**WHAT TO PRODUCE**
Only the number is wanted: count the lines that contain "JSON".

* start EXCERPTED DATA *

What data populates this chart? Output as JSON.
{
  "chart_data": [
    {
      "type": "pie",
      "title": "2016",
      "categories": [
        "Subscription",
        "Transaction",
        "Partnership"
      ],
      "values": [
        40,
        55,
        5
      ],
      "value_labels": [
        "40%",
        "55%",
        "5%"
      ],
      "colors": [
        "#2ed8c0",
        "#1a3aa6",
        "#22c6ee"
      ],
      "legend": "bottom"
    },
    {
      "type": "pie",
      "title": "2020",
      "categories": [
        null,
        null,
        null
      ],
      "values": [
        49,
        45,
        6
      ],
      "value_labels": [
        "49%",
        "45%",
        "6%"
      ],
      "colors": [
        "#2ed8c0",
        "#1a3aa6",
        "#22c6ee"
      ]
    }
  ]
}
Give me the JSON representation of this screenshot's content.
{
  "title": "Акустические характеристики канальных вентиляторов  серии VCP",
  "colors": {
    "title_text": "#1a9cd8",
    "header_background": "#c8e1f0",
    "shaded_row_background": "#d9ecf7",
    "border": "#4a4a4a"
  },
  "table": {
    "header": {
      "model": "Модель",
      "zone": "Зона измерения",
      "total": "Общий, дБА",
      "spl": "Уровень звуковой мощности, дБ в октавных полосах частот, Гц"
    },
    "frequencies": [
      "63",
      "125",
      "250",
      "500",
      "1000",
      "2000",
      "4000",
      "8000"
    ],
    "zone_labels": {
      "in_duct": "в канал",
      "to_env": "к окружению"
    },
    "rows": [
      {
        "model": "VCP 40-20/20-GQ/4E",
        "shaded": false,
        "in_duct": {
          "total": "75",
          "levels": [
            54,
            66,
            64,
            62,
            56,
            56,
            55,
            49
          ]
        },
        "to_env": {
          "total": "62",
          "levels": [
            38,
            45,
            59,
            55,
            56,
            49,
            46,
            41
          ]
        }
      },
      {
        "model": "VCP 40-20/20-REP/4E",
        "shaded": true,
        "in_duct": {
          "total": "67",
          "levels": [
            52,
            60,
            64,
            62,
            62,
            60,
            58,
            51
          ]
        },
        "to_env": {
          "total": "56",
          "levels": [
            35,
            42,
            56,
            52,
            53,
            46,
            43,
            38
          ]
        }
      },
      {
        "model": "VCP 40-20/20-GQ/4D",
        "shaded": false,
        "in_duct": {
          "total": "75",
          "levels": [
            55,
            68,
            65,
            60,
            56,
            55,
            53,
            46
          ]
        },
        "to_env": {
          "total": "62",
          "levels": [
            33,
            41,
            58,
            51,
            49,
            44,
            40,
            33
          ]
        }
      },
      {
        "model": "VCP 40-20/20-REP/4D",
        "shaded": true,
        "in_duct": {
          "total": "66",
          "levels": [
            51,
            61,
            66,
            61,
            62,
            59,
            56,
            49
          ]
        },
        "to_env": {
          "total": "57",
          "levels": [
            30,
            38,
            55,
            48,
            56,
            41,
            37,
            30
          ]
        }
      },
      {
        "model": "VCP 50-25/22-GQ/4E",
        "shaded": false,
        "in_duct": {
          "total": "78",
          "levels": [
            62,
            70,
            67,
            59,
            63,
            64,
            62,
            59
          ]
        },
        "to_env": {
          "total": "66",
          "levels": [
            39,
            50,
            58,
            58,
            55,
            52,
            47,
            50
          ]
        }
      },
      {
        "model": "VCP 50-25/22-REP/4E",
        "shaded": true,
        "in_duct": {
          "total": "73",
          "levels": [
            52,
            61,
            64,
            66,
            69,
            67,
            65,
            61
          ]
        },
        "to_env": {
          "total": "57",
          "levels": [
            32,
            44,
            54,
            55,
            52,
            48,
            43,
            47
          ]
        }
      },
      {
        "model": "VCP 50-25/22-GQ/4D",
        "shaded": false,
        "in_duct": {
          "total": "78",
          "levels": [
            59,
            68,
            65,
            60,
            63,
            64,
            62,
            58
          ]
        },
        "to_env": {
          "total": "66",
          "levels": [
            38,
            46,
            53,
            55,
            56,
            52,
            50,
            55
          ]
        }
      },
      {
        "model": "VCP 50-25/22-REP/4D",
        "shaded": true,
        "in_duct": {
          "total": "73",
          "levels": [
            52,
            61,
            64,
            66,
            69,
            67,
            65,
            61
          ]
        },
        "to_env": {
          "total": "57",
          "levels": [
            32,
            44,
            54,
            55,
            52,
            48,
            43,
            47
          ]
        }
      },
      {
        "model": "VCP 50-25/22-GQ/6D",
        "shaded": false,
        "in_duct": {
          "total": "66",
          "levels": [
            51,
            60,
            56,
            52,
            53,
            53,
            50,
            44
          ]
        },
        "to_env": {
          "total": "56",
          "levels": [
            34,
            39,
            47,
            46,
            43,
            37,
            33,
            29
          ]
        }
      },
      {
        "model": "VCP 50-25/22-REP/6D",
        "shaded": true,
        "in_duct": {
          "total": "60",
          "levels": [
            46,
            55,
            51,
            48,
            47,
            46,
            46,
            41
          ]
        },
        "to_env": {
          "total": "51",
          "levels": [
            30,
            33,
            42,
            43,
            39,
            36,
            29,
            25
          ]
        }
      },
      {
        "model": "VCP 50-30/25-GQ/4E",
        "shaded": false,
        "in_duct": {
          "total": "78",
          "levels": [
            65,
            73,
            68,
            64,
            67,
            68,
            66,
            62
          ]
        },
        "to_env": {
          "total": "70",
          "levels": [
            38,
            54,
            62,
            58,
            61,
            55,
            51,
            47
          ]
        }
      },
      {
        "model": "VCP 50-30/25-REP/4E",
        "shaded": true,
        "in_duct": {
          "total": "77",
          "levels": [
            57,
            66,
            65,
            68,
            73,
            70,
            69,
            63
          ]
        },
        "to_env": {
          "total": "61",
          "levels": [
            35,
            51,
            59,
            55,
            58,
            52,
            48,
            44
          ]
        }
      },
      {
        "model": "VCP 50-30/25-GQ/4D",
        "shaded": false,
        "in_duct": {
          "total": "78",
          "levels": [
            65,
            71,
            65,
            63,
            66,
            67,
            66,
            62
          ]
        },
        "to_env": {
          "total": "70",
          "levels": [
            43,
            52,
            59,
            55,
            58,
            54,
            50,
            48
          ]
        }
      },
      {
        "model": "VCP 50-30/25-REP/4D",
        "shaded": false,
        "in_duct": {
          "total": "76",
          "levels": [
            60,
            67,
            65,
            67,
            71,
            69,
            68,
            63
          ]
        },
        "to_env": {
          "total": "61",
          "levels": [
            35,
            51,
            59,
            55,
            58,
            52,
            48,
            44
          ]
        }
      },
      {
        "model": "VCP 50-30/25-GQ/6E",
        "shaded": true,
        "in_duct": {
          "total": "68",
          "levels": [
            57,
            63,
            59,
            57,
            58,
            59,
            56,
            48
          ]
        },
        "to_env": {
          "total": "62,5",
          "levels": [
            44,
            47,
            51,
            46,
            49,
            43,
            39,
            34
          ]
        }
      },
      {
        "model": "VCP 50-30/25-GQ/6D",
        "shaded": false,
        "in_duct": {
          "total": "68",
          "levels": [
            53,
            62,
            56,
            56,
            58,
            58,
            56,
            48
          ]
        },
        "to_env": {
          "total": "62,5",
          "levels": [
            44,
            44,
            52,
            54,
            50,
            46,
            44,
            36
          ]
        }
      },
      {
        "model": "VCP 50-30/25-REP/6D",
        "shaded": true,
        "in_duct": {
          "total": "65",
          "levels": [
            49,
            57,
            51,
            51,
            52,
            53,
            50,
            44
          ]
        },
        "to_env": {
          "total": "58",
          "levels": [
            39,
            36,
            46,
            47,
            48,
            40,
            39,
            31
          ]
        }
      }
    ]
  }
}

* end EXCERPTED DATA *

**REPLY**
2